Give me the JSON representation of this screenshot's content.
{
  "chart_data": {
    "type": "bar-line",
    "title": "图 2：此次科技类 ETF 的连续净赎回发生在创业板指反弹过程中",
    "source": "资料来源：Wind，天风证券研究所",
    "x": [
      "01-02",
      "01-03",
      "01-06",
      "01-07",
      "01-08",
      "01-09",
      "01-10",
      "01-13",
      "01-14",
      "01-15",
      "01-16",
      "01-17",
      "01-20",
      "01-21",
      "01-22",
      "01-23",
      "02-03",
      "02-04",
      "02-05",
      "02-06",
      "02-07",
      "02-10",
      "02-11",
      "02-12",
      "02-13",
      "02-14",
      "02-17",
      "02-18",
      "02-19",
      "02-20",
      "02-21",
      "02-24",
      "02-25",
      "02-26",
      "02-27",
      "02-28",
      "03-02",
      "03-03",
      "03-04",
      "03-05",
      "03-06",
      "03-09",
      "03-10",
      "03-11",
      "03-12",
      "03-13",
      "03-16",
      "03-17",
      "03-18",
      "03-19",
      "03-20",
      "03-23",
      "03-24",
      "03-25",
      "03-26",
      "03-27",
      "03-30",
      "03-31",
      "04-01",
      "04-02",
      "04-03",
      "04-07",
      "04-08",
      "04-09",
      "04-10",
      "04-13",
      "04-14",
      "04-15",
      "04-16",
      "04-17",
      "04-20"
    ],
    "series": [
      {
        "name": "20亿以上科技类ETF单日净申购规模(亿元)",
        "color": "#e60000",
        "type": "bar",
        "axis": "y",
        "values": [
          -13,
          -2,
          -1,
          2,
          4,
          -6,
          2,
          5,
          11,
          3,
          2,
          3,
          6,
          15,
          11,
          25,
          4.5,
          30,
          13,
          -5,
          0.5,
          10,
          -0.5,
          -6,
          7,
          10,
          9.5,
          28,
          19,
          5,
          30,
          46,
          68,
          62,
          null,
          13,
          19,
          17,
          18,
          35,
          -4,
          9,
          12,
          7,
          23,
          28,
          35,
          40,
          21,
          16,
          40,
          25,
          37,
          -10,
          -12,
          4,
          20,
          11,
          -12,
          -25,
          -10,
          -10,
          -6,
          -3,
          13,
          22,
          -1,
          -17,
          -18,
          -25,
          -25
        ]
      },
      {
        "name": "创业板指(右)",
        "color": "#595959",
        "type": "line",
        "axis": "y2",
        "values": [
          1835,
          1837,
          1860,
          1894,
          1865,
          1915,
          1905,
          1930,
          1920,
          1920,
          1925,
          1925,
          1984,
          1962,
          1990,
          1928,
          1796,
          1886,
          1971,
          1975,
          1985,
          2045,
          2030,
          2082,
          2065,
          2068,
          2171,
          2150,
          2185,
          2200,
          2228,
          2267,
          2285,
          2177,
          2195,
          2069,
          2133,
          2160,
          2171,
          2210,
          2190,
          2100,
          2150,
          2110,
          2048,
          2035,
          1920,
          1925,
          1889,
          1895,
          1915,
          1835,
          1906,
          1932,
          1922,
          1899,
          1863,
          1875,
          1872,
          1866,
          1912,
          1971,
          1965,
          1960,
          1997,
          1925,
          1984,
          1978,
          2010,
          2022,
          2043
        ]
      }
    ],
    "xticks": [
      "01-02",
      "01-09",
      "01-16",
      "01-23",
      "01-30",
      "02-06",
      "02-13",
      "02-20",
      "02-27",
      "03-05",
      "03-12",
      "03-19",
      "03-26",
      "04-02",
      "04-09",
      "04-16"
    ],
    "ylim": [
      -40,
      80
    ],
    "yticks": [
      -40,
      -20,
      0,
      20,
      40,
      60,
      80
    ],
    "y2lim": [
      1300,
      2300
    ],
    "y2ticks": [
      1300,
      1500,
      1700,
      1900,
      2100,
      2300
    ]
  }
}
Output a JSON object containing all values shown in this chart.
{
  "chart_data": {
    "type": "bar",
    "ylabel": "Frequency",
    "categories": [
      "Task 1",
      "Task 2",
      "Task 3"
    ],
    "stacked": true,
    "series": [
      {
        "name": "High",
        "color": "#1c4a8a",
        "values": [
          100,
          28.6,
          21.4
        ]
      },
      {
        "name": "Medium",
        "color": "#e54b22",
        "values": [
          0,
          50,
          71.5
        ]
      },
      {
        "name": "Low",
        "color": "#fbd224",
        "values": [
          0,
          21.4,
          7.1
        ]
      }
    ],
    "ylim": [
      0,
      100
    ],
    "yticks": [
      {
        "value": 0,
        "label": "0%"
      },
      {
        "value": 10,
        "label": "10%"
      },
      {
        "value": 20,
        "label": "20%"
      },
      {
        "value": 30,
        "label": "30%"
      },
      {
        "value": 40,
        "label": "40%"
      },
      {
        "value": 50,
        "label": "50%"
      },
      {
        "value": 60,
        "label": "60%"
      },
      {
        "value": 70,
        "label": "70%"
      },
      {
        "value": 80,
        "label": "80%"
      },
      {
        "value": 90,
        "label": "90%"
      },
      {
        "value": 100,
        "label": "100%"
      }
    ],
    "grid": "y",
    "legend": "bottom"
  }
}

- [Exercise]: Show each line in the entries that holds the string "type".

- [Output for this task]:
    "type": "bar-line",
        "type": "bar",
        "type": "line",
    "type": "bar",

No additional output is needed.